→ **WHAT YOU WILL DO**: What follows are records. Restate all of them word for word.

***

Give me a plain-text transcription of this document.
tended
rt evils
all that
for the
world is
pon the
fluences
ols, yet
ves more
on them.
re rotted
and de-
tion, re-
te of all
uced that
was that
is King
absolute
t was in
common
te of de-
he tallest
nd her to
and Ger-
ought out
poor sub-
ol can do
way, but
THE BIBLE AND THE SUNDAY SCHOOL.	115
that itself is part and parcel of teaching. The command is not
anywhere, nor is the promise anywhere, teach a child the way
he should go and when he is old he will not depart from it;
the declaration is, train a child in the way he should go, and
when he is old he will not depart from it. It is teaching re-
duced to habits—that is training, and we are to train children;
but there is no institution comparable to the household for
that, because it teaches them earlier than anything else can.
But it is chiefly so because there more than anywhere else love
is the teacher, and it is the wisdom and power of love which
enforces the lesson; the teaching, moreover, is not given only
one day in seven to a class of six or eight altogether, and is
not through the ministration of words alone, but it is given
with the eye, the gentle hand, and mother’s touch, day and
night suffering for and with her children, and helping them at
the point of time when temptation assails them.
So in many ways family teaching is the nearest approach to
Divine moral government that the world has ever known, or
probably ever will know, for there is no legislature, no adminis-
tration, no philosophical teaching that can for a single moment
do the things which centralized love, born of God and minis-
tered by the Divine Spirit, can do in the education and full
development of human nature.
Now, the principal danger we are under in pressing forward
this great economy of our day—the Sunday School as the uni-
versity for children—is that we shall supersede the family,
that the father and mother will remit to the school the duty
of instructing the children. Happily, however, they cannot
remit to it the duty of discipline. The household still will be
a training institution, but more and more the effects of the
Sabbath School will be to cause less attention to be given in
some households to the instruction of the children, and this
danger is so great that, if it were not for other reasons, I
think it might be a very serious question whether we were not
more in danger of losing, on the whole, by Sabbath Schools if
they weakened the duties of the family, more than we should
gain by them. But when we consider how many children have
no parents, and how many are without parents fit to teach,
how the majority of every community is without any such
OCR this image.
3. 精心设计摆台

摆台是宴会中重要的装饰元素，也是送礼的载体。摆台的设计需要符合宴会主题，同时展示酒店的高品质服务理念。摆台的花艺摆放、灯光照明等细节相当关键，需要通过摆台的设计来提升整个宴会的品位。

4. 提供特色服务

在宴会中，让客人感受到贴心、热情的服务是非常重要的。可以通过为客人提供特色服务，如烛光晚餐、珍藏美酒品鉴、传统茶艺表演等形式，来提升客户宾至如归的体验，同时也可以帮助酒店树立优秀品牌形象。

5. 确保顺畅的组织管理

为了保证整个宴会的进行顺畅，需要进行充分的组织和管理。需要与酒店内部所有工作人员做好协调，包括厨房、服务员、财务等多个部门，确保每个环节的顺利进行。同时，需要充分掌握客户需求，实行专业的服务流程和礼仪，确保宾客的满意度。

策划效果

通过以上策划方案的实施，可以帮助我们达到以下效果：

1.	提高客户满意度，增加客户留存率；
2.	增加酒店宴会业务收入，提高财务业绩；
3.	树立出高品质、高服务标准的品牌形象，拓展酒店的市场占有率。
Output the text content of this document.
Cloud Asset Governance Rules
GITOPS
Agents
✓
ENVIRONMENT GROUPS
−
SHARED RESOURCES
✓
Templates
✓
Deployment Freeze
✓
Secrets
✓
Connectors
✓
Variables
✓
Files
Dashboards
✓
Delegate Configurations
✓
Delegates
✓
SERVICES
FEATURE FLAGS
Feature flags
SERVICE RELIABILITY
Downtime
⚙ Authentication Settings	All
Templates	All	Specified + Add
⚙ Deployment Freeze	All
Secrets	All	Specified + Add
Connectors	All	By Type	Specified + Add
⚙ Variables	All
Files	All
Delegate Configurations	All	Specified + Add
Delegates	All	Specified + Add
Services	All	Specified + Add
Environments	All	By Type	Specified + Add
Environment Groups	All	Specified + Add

***

→ **THE REPLY**:
Give me a plain-text transcription of this document.
tended
rt evils
all that
for the
world is
pon the
fluences
ols, yet
ves more
on them.
re rotted
and de-
tion, re-
te of all
uced that
was that
is King
absolute
t was in
common
te of de-
he tallest
nd her to
and Ger-
ought out
poor sub-
ol can do
way, but
THE BIBLE AND THE SUNDAY SCHOOL.	115
that itself is part and parcel of teaching. The command is not
anywhere, nor is the promise anywhere, teach a child the way
he should go and when he is old he will not depart from it;
the declaration is, train a child in the way he should go, and
when he is old he will not depart from it. It is teaching re-
duced to habits—that is training, and we are to train children;
but there is no institution comparable to the household for
that, because it teaches them earlier than anything else can.
But it is chiefly so because there more than anywhere else love
is the teacher, and it is the wisdom and power of love which
enforces the lesson; the teaching, moreover, is not given only
one day in seven to a class of six or eight altogether, and is
not through the ministration of words alone, but it is given
with the eye, the gentle hand, and mother’s touch, day and
night suffering for and with her children, and helping them at
the point of time when temptation assails them.
So in many ways family teaching is the nearest approach to
Divine moral government that the world has ever known, or
probably ever will know, for there is no legislature, no adminis-
tration, no philosophical teaching that can for a single moment
do the things which centralized love, born of God and minis-
tered by the Divine Spirit, can do in the education and full
development of human nature.
Now, the principal danger we are under in pressing forward
this great economy of our day—the Sunday School as the uni-
versity for children—is that we shall supersede the family,
that the father and mother will remit to the school the duty
of instructing the children. Happily, however, they cannot
remit to it the duty of discipline. The household still will be
a training institution, but more and more the effects of the
Sabbath School will be to cause less attention to be given in
some households to the instruction of the children, and this
danger is so great that, if it were not for other reasons, I
think it might be a very serious question whether we were not
more in danger of losing, on the whole, by Sabbath Schools if
they weakened the duties of the family, more than we should
gain by them. But when we consider how many children have
no parents, and how many are without parents fit to teach,
how the majority of every community is without any such
OCR this image.
3. 精心设计摆台

摆台是宴会中重要的装饰元素，也是送礼的载体。摆台的设计需要符合宴会主题，同时展示酒店的高品质服务理念。摆台的花艺摆放、灯光照明等细节相当关键，需要通过摆台的设计来提升整个宴会的品位。

4. 提供特色服务

在宴会中，让客人感受到贴心、热情的服务是非常重要的。可以通过为客人提供特色服务，如烛光晚餐、珍藏美酒品鉴、传统茶艺表演等形式，来提升客户宾至如归的体验，同时也可以帮助酒店树立优秀品牌形象。

5. 确保顺畅的组织管理

为了保证整个宴会的进行顺畅，需要进行充分的组织和管理。需要与酒店内部所有工作人员做好协调，包括厨房、服务员、财务等多个部门，确保每个环节的顺利进行。同时，需要充分掌握客户需求，实行专业的服务流程和礼仪，确保宾客的满意度。

策划效果

通过以上策划方案的实施，可以帮助我们达到以下效果：

1.	提高客户满意度，增加客户留存率；
2.	增加酒店宴会业务收入，提高财务业绩；
3.	树立出高品质、高服务标准的品牌形象，拓展酒店的市场占有率。
Output the text content of this document.
Cloud Asset Governance Rules
GITOPS
Agents
✓
ENVIRONMENT GROUPS
−
SHARED RESOURCES
✓
Templates
✓
Deployment Freeze
✓
Secrets
✓
Connectors
✓
Variables
✓
Files
Dashboards
✓
Delegate Configurations
✓
Delegates
✓
SERVICES
FEATURE FLAGS
Feature flags
SERVICE RELIABILITY
Downtime
⚙ Authentication Settings	All
Templates	All	Specified + Add
⚙ Deployment Freeze	All
Secrets	All	Specified + Add
Connectors	All	By Type	Specified + Add
⚙ Variables	All
Files	All
Delegate Configurations	All	Specified + Add
Delegates	All	Specified + Add
Services	All	Specified + Add
Environments	All	By Type	Specified + Add
Environment Groups	All	Specified + Add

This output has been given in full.